----- Data shown

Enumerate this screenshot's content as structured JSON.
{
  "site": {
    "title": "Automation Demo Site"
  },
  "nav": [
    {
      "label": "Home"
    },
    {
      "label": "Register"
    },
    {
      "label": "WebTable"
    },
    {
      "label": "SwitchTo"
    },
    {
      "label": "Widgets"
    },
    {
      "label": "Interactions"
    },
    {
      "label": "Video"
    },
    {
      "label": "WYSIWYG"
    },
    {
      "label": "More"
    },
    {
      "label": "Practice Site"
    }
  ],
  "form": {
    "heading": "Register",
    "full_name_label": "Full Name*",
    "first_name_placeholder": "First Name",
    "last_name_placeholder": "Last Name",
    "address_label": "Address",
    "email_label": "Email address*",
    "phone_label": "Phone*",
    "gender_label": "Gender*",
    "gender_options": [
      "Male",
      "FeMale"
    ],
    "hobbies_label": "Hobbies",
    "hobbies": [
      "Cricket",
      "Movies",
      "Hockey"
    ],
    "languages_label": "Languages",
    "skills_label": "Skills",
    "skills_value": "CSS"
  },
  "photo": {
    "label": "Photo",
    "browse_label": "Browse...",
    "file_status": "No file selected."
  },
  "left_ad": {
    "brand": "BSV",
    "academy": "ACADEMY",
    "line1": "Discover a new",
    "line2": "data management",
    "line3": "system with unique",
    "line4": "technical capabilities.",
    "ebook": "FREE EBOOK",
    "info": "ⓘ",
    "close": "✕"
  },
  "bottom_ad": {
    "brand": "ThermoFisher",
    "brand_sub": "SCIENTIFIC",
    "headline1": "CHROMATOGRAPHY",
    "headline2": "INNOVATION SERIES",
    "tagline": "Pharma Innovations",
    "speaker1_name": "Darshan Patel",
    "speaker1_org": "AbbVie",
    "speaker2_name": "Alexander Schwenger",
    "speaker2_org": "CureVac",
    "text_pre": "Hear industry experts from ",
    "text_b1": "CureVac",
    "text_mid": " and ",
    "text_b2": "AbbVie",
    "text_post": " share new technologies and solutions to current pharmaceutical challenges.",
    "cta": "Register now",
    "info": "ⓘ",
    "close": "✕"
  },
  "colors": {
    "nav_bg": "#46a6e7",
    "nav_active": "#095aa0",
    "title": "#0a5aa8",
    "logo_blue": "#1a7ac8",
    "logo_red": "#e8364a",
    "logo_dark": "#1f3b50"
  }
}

----------

Goal:
Using the records above, find and show each line with the string "title".

Response to this task:
    "title": "Automation Demo Site"
    "title": "#0a5aa8",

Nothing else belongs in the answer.